--- start SUPPLIED INFORMATION ---

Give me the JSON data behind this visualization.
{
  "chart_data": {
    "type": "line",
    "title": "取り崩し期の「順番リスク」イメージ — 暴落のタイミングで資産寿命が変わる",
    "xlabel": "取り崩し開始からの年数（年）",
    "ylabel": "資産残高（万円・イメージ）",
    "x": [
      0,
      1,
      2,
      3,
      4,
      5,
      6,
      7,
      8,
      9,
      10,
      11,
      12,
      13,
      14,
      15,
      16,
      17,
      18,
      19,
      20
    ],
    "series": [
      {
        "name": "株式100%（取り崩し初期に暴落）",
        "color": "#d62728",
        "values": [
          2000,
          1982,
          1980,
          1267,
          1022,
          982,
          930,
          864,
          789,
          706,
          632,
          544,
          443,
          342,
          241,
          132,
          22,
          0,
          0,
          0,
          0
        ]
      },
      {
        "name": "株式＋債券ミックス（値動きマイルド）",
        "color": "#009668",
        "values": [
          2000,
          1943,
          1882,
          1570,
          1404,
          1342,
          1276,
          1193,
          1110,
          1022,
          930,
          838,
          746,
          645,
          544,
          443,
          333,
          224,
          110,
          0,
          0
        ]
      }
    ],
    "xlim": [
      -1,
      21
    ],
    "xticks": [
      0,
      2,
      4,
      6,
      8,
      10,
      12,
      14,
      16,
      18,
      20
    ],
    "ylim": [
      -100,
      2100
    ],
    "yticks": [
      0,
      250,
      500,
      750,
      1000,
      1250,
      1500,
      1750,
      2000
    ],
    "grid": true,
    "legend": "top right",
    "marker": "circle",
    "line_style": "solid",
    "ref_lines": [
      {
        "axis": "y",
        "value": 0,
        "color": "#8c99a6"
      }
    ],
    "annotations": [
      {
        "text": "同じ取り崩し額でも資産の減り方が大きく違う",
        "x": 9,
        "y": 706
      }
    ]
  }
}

--- end SUPPLIED INFORMATION ---

Set down the listing above in full, please, exactly as it appears.

- COMPLETE RESPONSE:
Give me the JSON data behind this visualization.
{
  "chart_data": {
    "type": "line",
    "title": "取り崩し期の「順番リスク」イメージ — 暴落のタイミングで資産寿命が変わる",
    "xlabel": "取り崩し開始からの年数（年）",
    "ylabel": "資産残高（万円・イメージ）",
    "x": [
      0,
      1,
      2,
      3,
      4,
      5,
      6,
      7,
      8,
      9,
      10,
      11,
      12,
      13,
      14,
      15,
      16,
      17,
      18,
      19,
      20
    ],
    "series": [
      {
        "name": "株式100%（取り崩し初期に暴落）",
        "color": "#d62728",
        "values": [
          2000,
          1982,
          1980,
          1267,
          1022,
          982,
          930,
          864,
          789,
          706,
          632,
          544,
          443,
          342,
          241,
          132,
          22,
          0,
          0,
          0,
          0
        ]
      },
      {
        "name": "株式＋債券ミックス（値動きマイルド）",
        "color": "#009668",
        "values": [
          2000,
          1943,
          1882,
          1570,
          1404,
          1342,
          1276,
          1193,
          1110,
          1022,
          930,
          838,
          746,
          645,
          544,
          443,
          333,
          224,
          110,
          0,
          0
        ]
      }
    ],
    "xlim": [
      -1,
      21
    ],
    "xticks": [
      0,
      2,
      4,
      6,
      8,
      10,
      12,
      14,
      16,
      18,
      20
    ],
    "ylim": [
      -100,
      2100
    ],
    "yticks": [
      0,
      250,
      500,
      750,
      1000,
      1250,
      1500,
      1750,
      2000
    ],
    "grid": true,
    "legend": "top right",
    "marker": "circle",
    "line_style": "solid",
    "ref_lines": [
      {
        "axis": "y",
        "value": 0,
        "color": "#8c99a6"
      }
    ],
    "annotations": [
      {
        "text": "同じ取り崩し額でも資産の減り方が大きく違う",
        "x": 9,
        "y": 706
      }
    ]
  }
}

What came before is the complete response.